§ **Task prompt**
Reproduce each line exactly. Skip none.

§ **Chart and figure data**
══════
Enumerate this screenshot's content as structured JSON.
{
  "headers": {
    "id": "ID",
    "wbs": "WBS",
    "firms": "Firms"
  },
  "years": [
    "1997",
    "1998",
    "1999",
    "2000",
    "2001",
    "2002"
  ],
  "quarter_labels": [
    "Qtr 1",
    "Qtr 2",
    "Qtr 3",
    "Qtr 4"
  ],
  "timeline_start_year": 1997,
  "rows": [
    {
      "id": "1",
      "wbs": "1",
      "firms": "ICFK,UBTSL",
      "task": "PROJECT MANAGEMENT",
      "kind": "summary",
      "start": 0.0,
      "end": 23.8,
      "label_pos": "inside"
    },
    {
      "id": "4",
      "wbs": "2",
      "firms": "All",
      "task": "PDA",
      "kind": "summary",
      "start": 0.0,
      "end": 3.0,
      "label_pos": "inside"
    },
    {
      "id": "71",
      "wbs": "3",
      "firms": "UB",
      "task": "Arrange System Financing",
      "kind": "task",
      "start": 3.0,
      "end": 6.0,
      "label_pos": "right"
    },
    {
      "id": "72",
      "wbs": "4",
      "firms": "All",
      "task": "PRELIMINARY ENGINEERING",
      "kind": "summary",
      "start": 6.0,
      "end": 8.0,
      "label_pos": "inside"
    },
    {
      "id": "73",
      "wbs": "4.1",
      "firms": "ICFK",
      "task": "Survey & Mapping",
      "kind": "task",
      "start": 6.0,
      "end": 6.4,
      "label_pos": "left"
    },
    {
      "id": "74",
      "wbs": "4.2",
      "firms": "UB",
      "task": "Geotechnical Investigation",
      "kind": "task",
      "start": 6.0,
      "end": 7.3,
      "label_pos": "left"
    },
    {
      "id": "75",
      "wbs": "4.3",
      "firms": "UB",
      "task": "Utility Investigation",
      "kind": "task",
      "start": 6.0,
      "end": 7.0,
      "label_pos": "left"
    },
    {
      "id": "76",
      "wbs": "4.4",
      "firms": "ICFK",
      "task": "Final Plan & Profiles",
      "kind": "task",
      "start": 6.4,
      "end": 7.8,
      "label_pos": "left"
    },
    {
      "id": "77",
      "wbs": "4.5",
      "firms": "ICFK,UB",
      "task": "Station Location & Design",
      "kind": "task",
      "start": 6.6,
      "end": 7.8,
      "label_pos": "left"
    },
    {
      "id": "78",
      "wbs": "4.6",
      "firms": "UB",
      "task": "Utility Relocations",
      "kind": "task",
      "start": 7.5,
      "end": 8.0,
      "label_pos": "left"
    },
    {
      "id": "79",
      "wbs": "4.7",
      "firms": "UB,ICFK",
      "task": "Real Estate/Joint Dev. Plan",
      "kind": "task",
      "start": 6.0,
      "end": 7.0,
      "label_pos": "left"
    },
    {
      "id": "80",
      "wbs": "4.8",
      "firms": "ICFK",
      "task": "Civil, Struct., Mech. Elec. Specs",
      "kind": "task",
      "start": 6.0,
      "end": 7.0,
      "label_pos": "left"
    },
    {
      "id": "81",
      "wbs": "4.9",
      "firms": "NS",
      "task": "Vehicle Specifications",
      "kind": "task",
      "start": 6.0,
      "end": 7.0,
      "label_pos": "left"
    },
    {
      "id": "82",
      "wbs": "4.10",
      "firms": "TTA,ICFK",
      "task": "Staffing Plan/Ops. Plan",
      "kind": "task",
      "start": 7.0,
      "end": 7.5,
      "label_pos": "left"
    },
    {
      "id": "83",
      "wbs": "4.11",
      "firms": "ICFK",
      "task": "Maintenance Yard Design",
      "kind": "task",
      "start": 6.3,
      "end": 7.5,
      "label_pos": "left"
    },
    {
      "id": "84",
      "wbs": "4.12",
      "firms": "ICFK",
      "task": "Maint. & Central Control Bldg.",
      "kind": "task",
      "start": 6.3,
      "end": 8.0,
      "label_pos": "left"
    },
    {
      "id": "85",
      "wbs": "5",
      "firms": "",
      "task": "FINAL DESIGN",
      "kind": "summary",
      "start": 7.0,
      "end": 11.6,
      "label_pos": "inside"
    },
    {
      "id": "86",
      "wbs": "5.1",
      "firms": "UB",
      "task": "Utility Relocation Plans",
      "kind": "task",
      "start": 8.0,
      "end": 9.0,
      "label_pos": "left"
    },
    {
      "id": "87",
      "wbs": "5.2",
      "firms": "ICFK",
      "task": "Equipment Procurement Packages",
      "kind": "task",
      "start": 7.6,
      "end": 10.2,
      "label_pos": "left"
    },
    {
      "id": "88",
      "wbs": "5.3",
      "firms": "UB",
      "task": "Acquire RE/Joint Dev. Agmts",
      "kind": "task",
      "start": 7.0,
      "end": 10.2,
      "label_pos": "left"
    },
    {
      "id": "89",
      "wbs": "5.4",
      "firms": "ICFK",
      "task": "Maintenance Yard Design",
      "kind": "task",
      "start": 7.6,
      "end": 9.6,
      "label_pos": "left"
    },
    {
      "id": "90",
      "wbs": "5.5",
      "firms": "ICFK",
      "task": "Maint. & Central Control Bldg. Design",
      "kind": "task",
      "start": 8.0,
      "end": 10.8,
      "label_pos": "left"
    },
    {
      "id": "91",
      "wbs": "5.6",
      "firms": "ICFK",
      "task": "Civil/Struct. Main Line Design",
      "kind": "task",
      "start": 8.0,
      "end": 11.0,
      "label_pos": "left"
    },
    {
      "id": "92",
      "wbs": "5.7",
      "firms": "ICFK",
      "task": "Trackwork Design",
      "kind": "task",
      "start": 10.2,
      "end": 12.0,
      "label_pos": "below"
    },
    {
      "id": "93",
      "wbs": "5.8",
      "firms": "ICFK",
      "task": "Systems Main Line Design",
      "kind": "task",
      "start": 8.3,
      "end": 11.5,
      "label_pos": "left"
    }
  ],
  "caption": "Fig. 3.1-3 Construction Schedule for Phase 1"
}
══════
§ **Task response**
Enumerate this screenshot's content as structured JSON.
{
  "headers": {
    "id": "ID",
    "wbs": "WBS",
    "firms": "Firms"
  },
  "years": [
    "1997",
    "1998",
    "1999",
    "2000",
    "2001",
    "2002"
  ],
  "quarter_labels": [
    "Qtr 1",
    "Qtr 2",
    "Qtr 3",
    "Qtr 4"
  ],
  "timeline_start_year": 1997,
  "rows": [
    {
      "id": "1",
      "wbs": "1",
      "firms": "ICFK,UBTSL",
      "task": "PROJECT MANAGEMENT",
      "kind": "summary",
      "start": 0.0,
      "end": 23.8,
      "label_pos": "inside"
    },
    {
      "id": "4",
      "wbs": "2",
      "firms": "All",
      "task": "PDA",
      "kind": "summary",
      "start": 0.0,
      "end": 3.0,
      "label_pos": "inside"
    },
    {
      "id": "71",
      "wbs": "3",
      "firms": "UB",
      "task": "Arrange System Financing",
      "kind": "task",
      "start": 3.0,
      "end": 6.0,
      "label_pos": "right"
    },
    {
      "id": "72",
      "wbs": "4",
      "firms": "All",
      "task": "PRELIMINARY ENGINEERING",
      "kind": "summary",
      "start": 6.0,
      "end": 8.0,
      "label_pos": "inside"
    },
    {
      "id": "73",
      "wbs": "4.1",
      "firms": "ICFK",
      "task": "Survey & Mapping",
      "kind": "task",
      "start": 6.0,
      "end": 6.4,
      "label_pos": "left"
    },
    {
      "id": "74",
      "wbs": "4.2",
      "firms": "UB",
      "task": "Geotechnical Investigation",
      "kind": "task",
      "start": 6.0,
      "end": 7.3,
      "label_pos": "left"
    },
    {
      "id": "75",
      "wbs": "4.3",
      "firms": "UB",
      "task": "Utility Investigation",
      "kind": "task",
      "start": 6.0,
      "end": 7.0,
      "label_pos": "left"
    },
    {
      "id": "76",
      "wbs": "4.4",
      "firms": "ICFK",
      "task": "Final Plan & Profiles",
      "kind": "task",
      "start": 6.4,
      "end": 7.8,
      "label_pos": "left"
    },
    {
      "id": "77",
      "wbs": "4.5",
      "firms": "ICFK,UB",
      "task": "Station Location & Design",
      "kind": "task",
      "start": 6.6,
      "end": 7.8,
      "label_pos": "left"
    },
    {
      "id": "78",
      "wbs": "4.6",
      "firms": "UB",
      "task": "Utility Relocations",
      "kind": "task",
      "start": 7.5,
      "end": 8.0,
      "label_pos": "left"
    },
    {
      "id": "79",
      "wbs": "4.7",
      "firms": "UB,ICFK",
      "task": "Real Estate/Joint Dev. Plan",
      "kind": "task",
      "start": 6.0,
      "end": 7.0,
      "label_pos": "left"
    },
    {
      "id": "80",
      "wbs": "4.8",
      "firms": "ICFK",
      "task": "Civil, Struct., Mech. Elec. Specs",
      "kind": "task",
      "start": 6.0,
      "end": 7.0,
      "label_pos": "left"
    },
    {
      "id": "81",
      "wbs": "4.9",
      "firms": "NS",
      "task": "Vehicle Specifications",
      "kind": "task",
      "start": 6.0,
      "end": 7.0,
      "label_pos": "left"
    },
    {
      "id": "82",
      "wbs": "4.10",
      "firms": "TTA,ICFK",
      "task": "Staffing Plan/Ops. Plan",
      "kind": "task",
      "start": 7.0,
      "end": 7.5,
      "label_pos": "left"
    },
    {
      "id": "83",
      "wbs": "4.11",
      "firms": "ICFK",
      "task": "Maintenance Yard Design",
      "kind": "task",
      "start": 6.3,
      "end": 7.5,
      "label_pos": "left"
    },
    {
      "id": "84",
      "wbs": "4.12",
      "firms": "ICFK",
      "task": "Maint. & Central Control Bldg.",
      "kind": "task",
      "start": 6.3,
      "end": 8.0,
      "label_pos": "left"
    },
    {
      "id": "85",
      "wbs": "5",
      "firms": "",
      "task": "FINAL DESIGN",
      "kind": "summary",
      "start": 7.0,
      "end": 11.6,
      "label_pos": "inside"
    },
    {
      "id": "86",
      "wbs": "5.1",
      "firms": "UB",
      "task": "Utility Relocation Plans",
      "kind": "task",
      "start": 8.0,
      "end": 9.0,
      "label_pos": "left"
    },
    {
      "id": "87",
      "wbs": "5.2",
      "firms": "ICFK",
      "task": "Equipment Procurement Packages",
      "kind": "task",
      "start": 7.6,
      "end": 10.2,
      "label_pos": "left"
    },
    {
      "id": "88",
      "wbs": "5.3",
      "firms": "UB",
      "task": "Acquire RE/Joint Dev. Agmts",
      "kind": "task",
      "start": 7.0,
      "end": 10.2,
      "label_pos": "left"
    },
    {
      "id": "89",
      "wbs": "5.4",
      "firms": "ICFK",
      "task": "Maintenance Yard Design",
      "kind": "task",
      "start": 7.6,
      "end": 9.6,
      "label_pos": "left"
    },
    {
      "id": "90",
      "wbs": "5.5",
      "firms": "ICFK",
      "task": "Maint. & Central Control Bldg. Design",
      "kind": "task",
      "start": 8.0,
      "end": 10.8,
      "label_pos": "left"
    },
    {
      "id": "91",
      "wbs": "5.6",
      "firms": "ICFK",
      "task": "Civil/Struct. Main Line Design",
      "kind": "task",
      "start": 8.0,
      "end": 11.0,
      "label_pos": "left"
    },
    {
      "id": "92",
      "wbs": "5.7",
      "firms": "ICFK",
      "task": "Trackwork Design",
      "kind": "task",
      "start": 10.2,
      "end": 12.0,
      "label_pos": "below"
    },
    {
      "id": "93",
      "wbs": "5.8",
      "firms": "ICFK",
      "task": "Systems Main Line Design",
      "kind": "task",
      "start": 8.3,
      "end": 11.5,
      "label_pos": "left"
    }
  ],
  "caption": "Fig. 3.1-3 Construction Schedule for Phase 1"
}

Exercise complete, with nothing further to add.